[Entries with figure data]
━━━

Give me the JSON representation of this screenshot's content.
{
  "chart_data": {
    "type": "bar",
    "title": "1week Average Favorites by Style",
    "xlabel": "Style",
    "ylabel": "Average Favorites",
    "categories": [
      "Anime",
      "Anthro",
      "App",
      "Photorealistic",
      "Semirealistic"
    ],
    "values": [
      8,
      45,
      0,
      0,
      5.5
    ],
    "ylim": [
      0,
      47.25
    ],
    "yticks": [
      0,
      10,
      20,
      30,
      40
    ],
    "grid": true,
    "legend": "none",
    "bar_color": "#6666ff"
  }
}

━━━

(Instructions to follow):
From the listing above, extract every line exactly as it stands.

(Written solution):
Give me the JSON representation of this screenshot's content.
{
  "chart_data": {
    "type": "bar",
    "title": "1week Average Favorites by Style",
    "xlabel": "Style",
    "ylabel": "Average Favorites",
    "categories": [
      "Anime",
      "Anthro",
      "App",
      "Photorealistic",
      "Semirealistic"
    ],
    "values": [
      8,
      45,
      0,
      0,
      5.5
    ],
    "ylim": [
      0,
      47.25
    ],
    "yticks": [
      0,
      10,
      20,
      30,
      40
    ],
    "grid": true,
    "legend": "none",
    "bar_color": "#6666ff"
  }
}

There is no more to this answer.